> **EXERCISE GOAL**: Gather each line of the records where "mais" appears.

> **PROVIDED ENTRIES**:
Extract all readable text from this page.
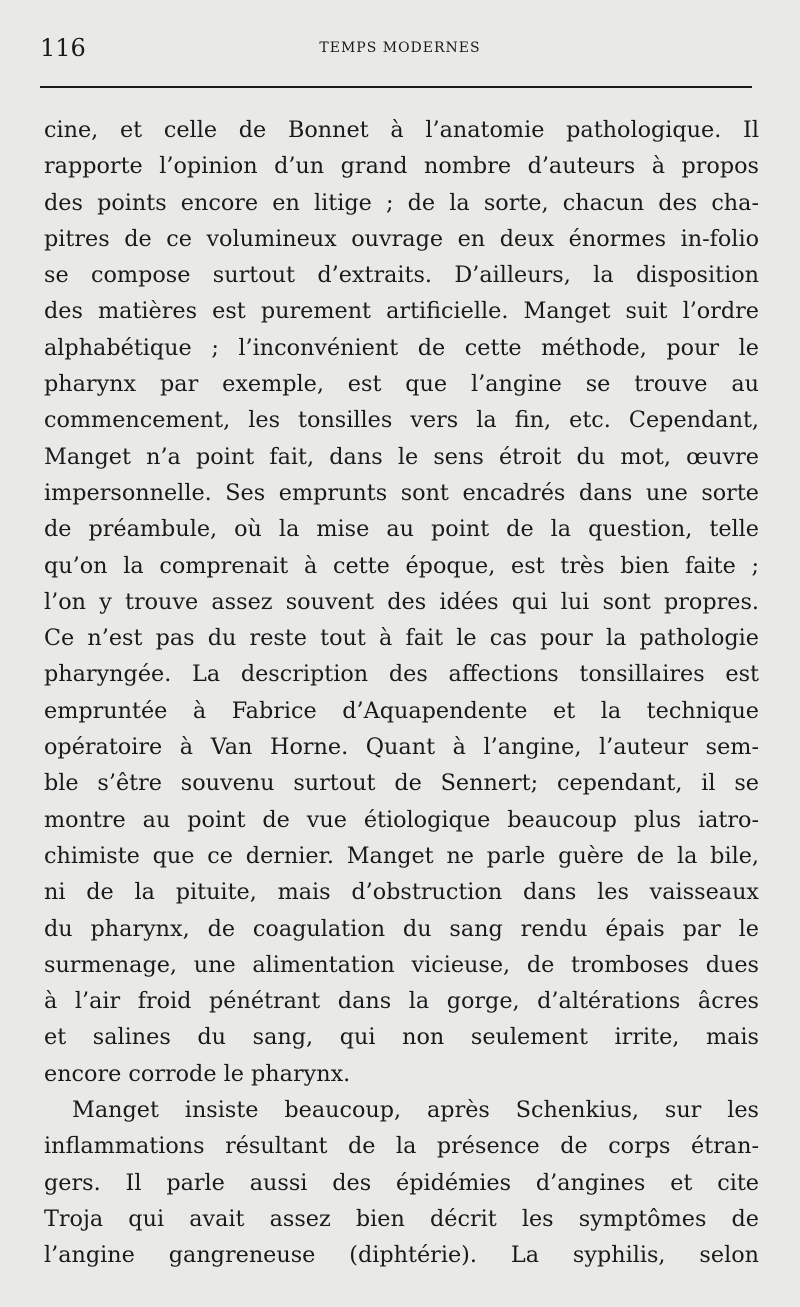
116	TEMPS MODERNES
cine, et celle de Bonnet à l’anatomie pathologique. Il
rapporte l’opinion d’un grand nombre d’auteurs à propos
des points encore en litige ; de la sorte, chacun des cha-
pitres de ce volumineux ouvrage en deux énormes in-folio
se compose surtout d’extraits. D’ailleurs, la disposition
des matières est purement artificielle. Manget suit l’ordre
alphabétique ; l’inconvénient de cette méthode, pour le
pharynx par exemple, est que l’angine se trouve au
commencement, les tonsilles vers la fin, etc. Cependant,
Manget n’a point fait, dans le sens étroit du mot, œuvre
impersonnelle. Ses emprunts sont encadrés dans une sorte
de préambule, où la mise au point de la question, telle
qu’on la comprenait à cette époque, est très bien faite ;
l’on y trouve assez souvent des idées qui lui sont propres.
Ce n’est pas du reste tout à fait le cas pour la pathologie
pharyngée. La description des affections tonsillaires est
empruntée à Fabrice d’Aquapendente et la technique
opératoire à Van Horne. Quant à l’angine, l’auteur sem-
ble s’être souvenu surtout de Sennert; cependant, il se
montre au point de vue étiologique beaucoup plus iatro-
chimiste que ce dernier. Manget ne parle guère de la bile,
ni de la pituite, mais d’obstruction dans les vaisseaux
du pharynx, de coagulation du sang rendu épais par le
surmenage, une alimentation vicieuse, de tromboses dues
à l’air froid pénétrant dans la gorge, d’altérations âcres
et salines du sang, qui non seulement irrite, mais
encore corrode le pharynx.
Manget insiste beaucoup, après Schenkius, sur les
inflammations résultant de la présence de corps étran-
gers. Il parle aussi des épidémies d’angines et cite
Troja qui avait assez bien décrit les symptômes de
l’angine gangreneuse (diphtérie). La syphilis, selon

> **ANSWER BELOW**:
ni de la pituite, mais d’obstruction dans les vaisseaux
et salines du sang, qui non seulement irrite, mais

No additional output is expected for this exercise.